WORK REQUIRED: Check each line of the material below, and copy it if it holds the string "team".

** Begin DATA TO PROCESS **

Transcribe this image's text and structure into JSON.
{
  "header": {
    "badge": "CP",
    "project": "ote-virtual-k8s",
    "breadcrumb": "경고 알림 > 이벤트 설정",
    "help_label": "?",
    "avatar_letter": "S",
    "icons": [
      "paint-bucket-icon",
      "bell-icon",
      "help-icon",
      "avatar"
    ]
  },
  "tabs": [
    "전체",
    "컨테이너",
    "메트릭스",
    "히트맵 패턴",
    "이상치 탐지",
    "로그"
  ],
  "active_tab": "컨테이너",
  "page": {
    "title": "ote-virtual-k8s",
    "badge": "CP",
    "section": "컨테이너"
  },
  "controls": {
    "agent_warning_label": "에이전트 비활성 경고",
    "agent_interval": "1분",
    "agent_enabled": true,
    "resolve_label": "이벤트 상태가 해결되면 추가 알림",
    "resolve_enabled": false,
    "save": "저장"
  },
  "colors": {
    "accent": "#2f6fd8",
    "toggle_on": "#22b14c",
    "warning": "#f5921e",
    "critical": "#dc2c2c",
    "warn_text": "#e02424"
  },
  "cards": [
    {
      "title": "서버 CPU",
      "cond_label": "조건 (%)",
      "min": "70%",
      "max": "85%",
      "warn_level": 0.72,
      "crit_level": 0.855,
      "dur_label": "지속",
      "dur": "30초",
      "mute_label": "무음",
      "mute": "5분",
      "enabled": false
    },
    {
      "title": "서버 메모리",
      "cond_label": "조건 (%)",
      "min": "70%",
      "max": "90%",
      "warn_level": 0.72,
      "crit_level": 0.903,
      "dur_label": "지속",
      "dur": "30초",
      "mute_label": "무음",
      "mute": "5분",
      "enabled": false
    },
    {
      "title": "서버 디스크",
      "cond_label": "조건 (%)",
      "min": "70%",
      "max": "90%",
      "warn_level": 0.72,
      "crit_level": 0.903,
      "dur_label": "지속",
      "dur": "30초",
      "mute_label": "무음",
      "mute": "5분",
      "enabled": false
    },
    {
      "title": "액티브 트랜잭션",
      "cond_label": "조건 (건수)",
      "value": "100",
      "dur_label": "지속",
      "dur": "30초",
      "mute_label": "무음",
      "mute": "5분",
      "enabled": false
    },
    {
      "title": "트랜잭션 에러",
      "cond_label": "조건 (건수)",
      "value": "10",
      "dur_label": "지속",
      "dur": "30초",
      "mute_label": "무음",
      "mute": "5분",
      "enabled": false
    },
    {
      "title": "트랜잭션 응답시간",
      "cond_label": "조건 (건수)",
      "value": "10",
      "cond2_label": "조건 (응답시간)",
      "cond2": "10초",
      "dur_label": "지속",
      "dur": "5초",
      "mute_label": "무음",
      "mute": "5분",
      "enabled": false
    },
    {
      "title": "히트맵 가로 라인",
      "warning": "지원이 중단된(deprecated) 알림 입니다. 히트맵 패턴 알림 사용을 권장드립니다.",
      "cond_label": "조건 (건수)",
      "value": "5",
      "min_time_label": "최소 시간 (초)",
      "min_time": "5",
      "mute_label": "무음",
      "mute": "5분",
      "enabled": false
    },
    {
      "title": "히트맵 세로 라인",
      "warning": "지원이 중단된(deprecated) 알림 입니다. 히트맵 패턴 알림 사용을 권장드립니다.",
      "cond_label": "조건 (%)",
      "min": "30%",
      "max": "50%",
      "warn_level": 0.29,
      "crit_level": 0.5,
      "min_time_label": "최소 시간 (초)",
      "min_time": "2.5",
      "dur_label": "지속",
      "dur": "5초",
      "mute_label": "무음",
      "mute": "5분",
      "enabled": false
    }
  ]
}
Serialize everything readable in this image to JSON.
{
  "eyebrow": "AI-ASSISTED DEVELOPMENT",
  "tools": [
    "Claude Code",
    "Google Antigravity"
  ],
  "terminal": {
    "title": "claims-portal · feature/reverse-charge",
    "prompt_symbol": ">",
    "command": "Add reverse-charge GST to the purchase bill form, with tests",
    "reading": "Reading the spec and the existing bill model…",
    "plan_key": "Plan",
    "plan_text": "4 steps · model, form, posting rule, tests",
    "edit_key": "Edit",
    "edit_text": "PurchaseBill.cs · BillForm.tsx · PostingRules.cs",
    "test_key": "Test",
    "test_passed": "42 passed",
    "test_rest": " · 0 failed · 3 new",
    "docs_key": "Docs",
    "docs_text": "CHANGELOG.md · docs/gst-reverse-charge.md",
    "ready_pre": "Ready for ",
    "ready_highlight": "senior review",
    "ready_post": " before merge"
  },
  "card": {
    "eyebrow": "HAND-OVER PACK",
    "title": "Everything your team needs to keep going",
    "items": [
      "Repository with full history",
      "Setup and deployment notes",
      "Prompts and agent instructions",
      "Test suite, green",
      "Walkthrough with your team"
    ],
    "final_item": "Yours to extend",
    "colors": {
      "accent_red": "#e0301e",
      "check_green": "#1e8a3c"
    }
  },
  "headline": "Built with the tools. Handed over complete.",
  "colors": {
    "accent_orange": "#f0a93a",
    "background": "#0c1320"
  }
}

** End DATA TO PROCESS **

FINISHED EXERCISE:
    "title": "Everything your team needs to keep going",
      "Walkthrough with your team"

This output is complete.